>> Begin Dataset rows

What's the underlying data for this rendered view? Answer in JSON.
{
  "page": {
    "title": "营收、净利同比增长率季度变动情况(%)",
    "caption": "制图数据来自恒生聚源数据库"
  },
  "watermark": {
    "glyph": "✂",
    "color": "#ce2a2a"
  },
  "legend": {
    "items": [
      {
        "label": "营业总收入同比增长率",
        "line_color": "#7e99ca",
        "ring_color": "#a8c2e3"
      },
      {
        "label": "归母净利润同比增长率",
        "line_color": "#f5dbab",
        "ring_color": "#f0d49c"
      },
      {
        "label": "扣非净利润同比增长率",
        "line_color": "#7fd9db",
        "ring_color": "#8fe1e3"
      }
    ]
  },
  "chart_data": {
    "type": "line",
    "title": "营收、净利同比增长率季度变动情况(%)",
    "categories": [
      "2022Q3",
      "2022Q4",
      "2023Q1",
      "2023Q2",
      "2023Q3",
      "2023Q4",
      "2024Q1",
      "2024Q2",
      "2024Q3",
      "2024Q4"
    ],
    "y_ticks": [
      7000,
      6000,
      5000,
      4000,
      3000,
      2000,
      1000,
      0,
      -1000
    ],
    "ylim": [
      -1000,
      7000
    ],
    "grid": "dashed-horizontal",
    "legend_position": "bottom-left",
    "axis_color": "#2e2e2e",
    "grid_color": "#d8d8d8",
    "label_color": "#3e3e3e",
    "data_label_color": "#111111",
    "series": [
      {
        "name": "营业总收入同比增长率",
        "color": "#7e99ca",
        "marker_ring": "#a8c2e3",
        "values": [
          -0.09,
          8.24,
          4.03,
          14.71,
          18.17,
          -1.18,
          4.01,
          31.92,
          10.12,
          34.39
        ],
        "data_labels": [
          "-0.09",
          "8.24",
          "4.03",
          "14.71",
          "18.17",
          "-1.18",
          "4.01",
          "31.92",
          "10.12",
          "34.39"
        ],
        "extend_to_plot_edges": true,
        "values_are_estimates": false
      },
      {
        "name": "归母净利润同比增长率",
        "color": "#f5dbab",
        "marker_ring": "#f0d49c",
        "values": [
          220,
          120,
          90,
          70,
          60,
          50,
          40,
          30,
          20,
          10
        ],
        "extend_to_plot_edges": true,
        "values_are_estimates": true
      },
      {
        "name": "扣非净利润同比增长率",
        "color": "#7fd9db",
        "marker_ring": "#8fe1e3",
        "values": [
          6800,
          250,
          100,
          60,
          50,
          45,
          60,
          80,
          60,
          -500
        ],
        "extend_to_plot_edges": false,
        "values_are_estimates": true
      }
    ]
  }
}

>> End Dataset rows

_Problem description_:
Would you restate each of the entries word for word?

_Complete response_:
What's the underlying data for this rendered view? Answer in JSON.
{
  "page": {
    "title": "营收、净利同比增长率季度变动情况(%)",
    "caption": "制图数据来自恒生聚源数据库"
  },
  "watermark": {
    "glyph": "✂",
    "color": "#ce2a2a"
  },
  "legend": {
    "items": [
      {
        "label": "营业总收入同比增长率",
        "line_color": "#7e99ca",
        "ring_color": "#a8c2e3"
      },
      {
        "label": "归母净利润同比增长率",
        "line_color": "#f5dbab",
        "ring_color": "#f0d49c"
      },
      {
        "label": "扣非净利润同比增长率",
        "line_color": "#7fd9db",
        "ring_color": "#8fe1e3"
      }
    ]
  },
  "chart_data": {
    "type": "line",
    "title": "营收、净利同比增长率季度变动情况(%)",
    "categories": [
      "2022Q3",
      "2022Q4",
      "2023Q1",
      "2023Q2",
      "2023Q3",
      "2023Q4",
      "2024Q1",
      "2024Q2",
      "2024Q3",
      "2024Q4"
    ],
    "y_ticks": [
      7000,
      6000,
      5000,
      4000,
      3000,
      2000,
      1000,
      0,
      -1000
    ],
    "ylim": [
      -1000,
      7000
    ],
    "grid": "dashed-horizontal",
    "legend_position": "bottom-left",
    "axis_color": "#2e2e2e",
    "grid_color": "#d8d8d8",
    "label_color": "#3e3e3e",
    "data_label_color": "#111111",
    "series": [
      {
        "name": "营业总收入同比增长率",
        "color": "#7e99ca",
        "marker_ring": "#a8c2e3",
        "values": [
          -0.09,
          8.24,
          4.03,
          14.71,
          18.17,
          -1.18,
          4.01,
          31.92,
          10.12,
          34.39
        ],
        "data_labels": [
          "-0.09",
          "8.24",
          "4.03",
          "14.71",
          "18.17",
          "-1.18",
          "4.01",
          "31.92",
          "10.12",
          "34.39"
        ],
        "extend_to_plot_edges": true,
        "values_are_estimates": false
      },
      {
        "name": "归母净利润同比增长率",
        "color": "#f5dbab",
        "marker_ring": "#f0d49c",
        "values": [
          220,
          120,
          90,
          70,
          60,
          50,
          40,
          30,
          20,
          10
        ],
        "extend_to_plot_edges": true,
        "values_are_estimates": true
      },
      {
        "name": "扣非净利润同比增长率",
        "color": "#7fd9db",
        "marker_ring": "#8fe1e3",
        "values": [
          6800,
          250,
          100,
          60,
          50,
          45,
          60,
          80,
          60,
          -500
        ],
        "extend_to_plot_edges": false,
        "values_are_estimates": true
      }
    ]
  }
}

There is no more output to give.